__ACTIVITIES__:
[A] Recast the paragraph of the Montan article that begins "Totalling 18.91 km2" as a short bulleted list that keeps its main facts.
[B] Carry the Montan article forward from its final sentence.

__EXCERPT__:
Population (31 December 2020)
- • Total: 1,707
- • Density: 87.49/km^{2} (226.6/sq mi)
- Demonym(s): German: Montaner Italian: montagnesi
- Time zone: UTC+1 (CET)
- • Summer (DST): UTC+2 (CEST)
- Postal code: 39040
- Dialing code: 0471
- Patron saint: St. Bartholomew
- Saint day: 24 August
- Website: Official website

= Montan an der Weinstraße =

Montan an der Weinstraße (Montagna sulla Strada del Vino) is a municipality with 1,701 inhabitants (as of 31 December 2018) and a village in the South of South Tyrol in northern Italy, about 15 km south of Bolzano. The name Montan derives from the Latin mons ("mountain").

==Geography==
Totalling 18.91 km2, the area extends on the orographically left, i.e. eastern flank of the South Tyrolean Lowlands (Unterland), as the section of the Adige valley between Bolzano and the Salorno chasm is called. The main settlement areas are located on a wide hillside terrace, on which sits the main town of Montan (390–530 m); somewhat south of it lie the two districts Pinzon (390–430 m) and Glen (520–580 m). The Castelfeder hill (405 m) between Neumarkt and Auer protrudes west of the main town into the Adige valley. Below the hill, the municipality of Montan also occupies a small part of the valley floor up to the Adige river.

To the east of the main town, the terrain rises to the Cislon (1563 m), a ridge of the forested mountain range that is part of the Fiemme Valley, which separates Unterland from Fiemme. This vast majority of this ridge is part of the protected Trudner Horn Nature Park and borders on the municipality of Truden. To the North, the Schwarzenbach valley forms the border to Aldein; here, a narrow strip of the municipality encloses parts of Kaltenbrunn (970–1000 m). In the south, another strip of territory crosses the Truden stream valley and – bordering Neumarkt, Salorno, Truden and Capriana in Trentino – occupies the northwestern slopes of the Trudner Horn (1781 m), where the small settlement of Gschnon (930–960 m) is located.

==Frazioni==
The municipality of Montan contains the frazioni (subdivisions, mainly villages and hamlets) Glen (Gleno), Gschnon (Casignano), Kaltenbrunn (Fontanefredde), Kalditsch (Doladizza), and Pinzon (Pinzano).

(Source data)
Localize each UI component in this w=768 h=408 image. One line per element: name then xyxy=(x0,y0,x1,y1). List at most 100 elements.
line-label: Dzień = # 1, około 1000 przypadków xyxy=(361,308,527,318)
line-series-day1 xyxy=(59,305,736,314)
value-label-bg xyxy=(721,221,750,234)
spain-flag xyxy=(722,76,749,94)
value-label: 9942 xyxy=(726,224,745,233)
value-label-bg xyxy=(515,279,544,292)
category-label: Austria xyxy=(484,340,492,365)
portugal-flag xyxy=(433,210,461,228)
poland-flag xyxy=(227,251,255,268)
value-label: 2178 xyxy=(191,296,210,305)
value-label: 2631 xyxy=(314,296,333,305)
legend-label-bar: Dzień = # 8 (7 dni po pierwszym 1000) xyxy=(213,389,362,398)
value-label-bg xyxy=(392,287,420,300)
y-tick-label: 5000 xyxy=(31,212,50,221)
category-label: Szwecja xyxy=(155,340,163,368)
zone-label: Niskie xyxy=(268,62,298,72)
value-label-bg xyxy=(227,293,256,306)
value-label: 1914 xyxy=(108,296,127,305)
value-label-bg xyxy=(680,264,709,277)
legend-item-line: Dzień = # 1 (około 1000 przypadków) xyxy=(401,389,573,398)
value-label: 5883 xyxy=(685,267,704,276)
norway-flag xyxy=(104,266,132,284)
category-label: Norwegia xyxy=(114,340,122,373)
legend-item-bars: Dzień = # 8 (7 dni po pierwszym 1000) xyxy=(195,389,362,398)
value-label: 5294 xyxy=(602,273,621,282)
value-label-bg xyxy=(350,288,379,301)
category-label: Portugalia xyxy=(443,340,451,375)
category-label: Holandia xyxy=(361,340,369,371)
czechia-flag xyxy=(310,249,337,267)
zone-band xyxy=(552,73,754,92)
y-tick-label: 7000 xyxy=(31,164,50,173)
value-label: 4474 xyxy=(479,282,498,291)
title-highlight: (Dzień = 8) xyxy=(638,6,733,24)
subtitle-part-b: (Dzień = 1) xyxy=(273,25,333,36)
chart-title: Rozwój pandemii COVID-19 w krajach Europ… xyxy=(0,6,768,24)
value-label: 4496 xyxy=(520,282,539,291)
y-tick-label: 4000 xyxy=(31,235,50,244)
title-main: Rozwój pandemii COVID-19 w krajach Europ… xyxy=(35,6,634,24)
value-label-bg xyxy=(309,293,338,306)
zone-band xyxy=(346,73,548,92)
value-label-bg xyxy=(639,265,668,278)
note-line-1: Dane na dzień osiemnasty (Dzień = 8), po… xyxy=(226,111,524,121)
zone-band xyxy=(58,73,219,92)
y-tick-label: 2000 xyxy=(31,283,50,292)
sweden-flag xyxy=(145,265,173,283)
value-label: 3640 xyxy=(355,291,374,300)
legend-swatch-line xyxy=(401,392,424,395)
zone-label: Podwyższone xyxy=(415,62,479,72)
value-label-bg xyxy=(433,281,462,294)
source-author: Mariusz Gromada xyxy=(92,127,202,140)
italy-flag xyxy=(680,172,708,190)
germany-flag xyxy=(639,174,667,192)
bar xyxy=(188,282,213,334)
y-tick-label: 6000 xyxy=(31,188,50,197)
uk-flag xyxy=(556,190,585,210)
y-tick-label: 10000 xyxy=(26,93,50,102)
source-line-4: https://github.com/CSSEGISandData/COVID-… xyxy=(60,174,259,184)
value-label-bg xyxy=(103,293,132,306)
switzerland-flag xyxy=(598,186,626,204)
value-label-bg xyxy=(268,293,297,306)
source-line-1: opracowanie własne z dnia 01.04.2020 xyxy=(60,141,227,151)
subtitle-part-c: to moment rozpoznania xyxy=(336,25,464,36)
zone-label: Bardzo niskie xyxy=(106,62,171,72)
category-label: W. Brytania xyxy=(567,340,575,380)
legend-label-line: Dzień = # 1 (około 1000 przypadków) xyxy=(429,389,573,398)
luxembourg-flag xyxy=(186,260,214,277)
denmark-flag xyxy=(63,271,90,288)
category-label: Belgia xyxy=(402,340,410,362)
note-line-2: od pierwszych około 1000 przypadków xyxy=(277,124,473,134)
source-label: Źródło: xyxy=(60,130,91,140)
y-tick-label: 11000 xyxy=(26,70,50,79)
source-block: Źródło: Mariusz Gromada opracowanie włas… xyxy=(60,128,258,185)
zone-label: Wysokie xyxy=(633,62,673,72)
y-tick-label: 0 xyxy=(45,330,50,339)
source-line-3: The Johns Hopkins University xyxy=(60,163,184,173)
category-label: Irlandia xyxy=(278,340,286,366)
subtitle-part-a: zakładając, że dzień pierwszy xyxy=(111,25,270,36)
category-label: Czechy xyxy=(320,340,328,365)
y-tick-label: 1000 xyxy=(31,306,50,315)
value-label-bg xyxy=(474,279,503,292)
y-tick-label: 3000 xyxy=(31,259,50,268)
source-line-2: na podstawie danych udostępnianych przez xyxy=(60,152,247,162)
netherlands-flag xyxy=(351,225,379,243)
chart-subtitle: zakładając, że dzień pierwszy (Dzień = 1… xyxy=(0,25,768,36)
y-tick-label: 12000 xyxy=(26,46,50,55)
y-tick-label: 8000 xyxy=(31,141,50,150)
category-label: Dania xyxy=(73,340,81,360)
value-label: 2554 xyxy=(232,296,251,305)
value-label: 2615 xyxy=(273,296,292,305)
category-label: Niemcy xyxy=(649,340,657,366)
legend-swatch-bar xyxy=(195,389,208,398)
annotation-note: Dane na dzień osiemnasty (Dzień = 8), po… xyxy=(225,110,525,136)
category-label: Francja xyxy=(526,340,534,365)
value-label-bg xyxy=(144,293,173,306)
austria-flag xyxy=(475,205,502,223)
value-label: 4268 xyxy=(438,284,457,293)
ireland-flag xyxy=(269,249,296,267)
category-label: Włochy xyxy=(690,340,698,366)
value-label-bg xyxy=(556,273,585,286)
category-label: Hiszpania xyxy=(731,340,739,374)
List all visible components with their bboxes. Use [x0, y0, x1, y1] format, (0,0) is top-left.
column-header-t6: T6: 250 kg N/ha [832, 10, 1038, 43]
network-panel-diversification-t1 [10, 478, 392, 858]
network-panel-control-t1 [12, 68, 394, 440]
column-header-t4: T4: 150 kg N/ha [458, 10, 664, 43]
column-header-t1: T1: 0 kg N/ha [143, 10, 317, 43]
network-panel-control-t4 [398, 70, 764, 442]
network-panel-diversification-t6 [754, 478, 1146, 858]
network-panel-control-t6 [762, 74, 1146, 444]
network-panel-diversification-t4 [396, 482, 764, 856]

__ANSWERS TO THIS EXERCISE__:
[A]
- Area: 18.91 km², on the orographically left (eastern) flank of the South Tyrolean Lowlands (Unterland), the stretch of the Adige valley between Bolzano and the Salorno chasm.
- Main settlements sit on a wide hillside terrace: the main town of Montan (390–530 m) and, somewhat to its south, the districts of Pinzon (390–430 m) and Glen (520–580 m).
- The Castelfeder hill (405 m), between Neumarkt and Auer, juts into the Adige valley west of the main town.
- Below the hill, the municipality also takes in a small part of the valley floor, reaching the Adige river.

[B]
==Coat-of-arms==
The emblem represents an argent lion, with fixed eyes and claws of or, on azure. It is the arms of the Lords of Enn who built the Castle in the twelfth century. The emblem was granted in 1967.

==History==
Finds from the pre-Christian area show that early settlements in the Montan area date back to that period. Results from linguistics research in the field of place and field names support this assumption. Local names of pre-Roman (Gomaroa, Tschalfai) and Romanesque (Kalditsch, Montan, Glen, Pinzon) origin suggest a lively settlement activity in the centuries BC and AD.
Around 955, Bavarian settlers began colonising the area. This colonisation culminated in the 12th century and ended in the mid-13th century. In 1133, the possession of the Weyarn monastery was registered at Enn court, as was the Sonnenburg monastery in Kalditsch in 1181. The lords of Enn appeared in Montan in the mid-12th century.

In 1435, Pastor Hans Hach of Montan ("her Hans Hach pharrer zu Montæny") was a member of the South Tyrolean priesthood, which pledged to hold the Austrian anniversary in Holy Mary parish church in Bozen.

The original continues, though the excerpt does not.